- **Exercise goal**
Exact repetition of every entry is required.

Stored items from a collection:
━━━

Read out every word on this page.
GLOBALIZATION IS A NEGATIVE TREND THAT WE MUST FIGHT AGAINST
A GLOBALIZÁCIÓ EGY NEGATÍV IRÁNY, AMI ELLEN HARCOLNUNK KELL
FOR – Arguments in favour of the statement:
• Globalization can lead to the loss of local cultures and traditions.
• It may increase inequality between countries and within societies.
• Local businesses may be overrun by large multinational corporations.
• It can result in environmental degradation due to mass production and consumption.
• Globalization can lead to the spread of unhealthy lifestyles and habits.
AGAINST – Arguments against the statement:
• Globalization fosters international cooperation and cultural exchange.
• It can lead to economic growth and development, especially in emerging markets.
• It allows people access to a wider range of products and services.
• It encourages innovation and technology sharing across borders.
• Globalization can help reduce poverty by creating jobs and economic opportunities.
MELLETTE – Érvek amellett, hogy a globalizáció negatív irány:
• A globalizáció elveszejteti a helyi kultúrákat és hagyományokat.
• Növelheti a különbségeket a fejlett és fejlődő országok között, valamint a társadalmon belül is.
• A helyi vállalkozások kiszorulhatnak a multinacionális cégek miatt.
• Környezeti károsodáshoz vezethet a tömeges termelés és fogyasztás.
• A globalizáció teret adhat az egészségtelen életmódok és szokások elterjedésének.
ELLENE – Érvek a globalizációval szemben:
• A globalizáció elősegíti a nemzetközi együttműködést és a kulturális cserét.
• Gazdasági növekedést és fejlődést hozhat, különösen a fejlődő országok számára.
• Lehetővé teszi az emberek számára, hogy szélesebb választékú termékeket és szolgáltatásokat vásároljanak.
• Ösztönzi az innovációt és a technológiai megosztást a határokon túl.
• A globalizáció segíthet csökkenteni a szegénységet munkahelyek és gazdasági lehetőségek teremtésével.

━━━

- **Task solution**
Read out every word on this page.
GLOBALIZATION IS A NEGATIVE TREND THAT WE MUST FIGHT AGAINST
A GLOBALIZÁCIÓ EGY NEGATÍV IRÁNY, AMI ELLEN HARCOLNUNK KELL
FOR – Arguments in favour of the statement:
• Globalization can lead to the loss of local cultures and traditions.
• It may increase inequality between countries and within societies.
• Local businesses may be overrun by large multinational corporations.
• It can result in environmental degradation due to mass production and consumption.
• Globalization can lead to the spread of unhealthy lifestyles and habits.
AGAINST – Arguments against the statement:
• Globalization fosters international cooperation and cultural exchange.
• It can lead to economic growth and development, especially in emerging markets.
• It allows people access to a wider range of products and services.
• It encourages innovation and technology sharing across borders.
• Globalization can help reduce poverty by creating jobs and economic opportunities.
MELLETTE – Érvek amellett, hogy a globalizáció negatív irány:
• A globalizáció elveszejteti a helyi kultúrákat és hagyományokat.
• Növelheti a különbségeket a fejlett és fejlődő országok között, valamint a társadalmon belül is.
• A helyi vállalkozások kiszorulhatnak a multinacionális cégek miatt.
• Környezeti károsodáshoz vezethet a tömeges termelés és fogyasztás.
• A globalizáció teret adhat az egészségtelen életmódok és szokások elterjedésének.
ELLENE – Érvek a globalizációval szemben:
• A globalizáció elősegíti a nemzetközi együttműködést és a kulturális cserét.
• Gazdasági növekedést és fejlődést hozhat, különösen a fejlődő országok számára.
• Lehetővé teszi az emberek számára, hogy szélesebb választékú termékeket és szolgáltatásokat vásároljanak.
• Ösztönzi az innovációt és a technológiai megosztást a határokon túl.
• A globalizáció segíthet csökkenteni a szegénységet munkahelyek és gazdasági lehetőségek teremtésével.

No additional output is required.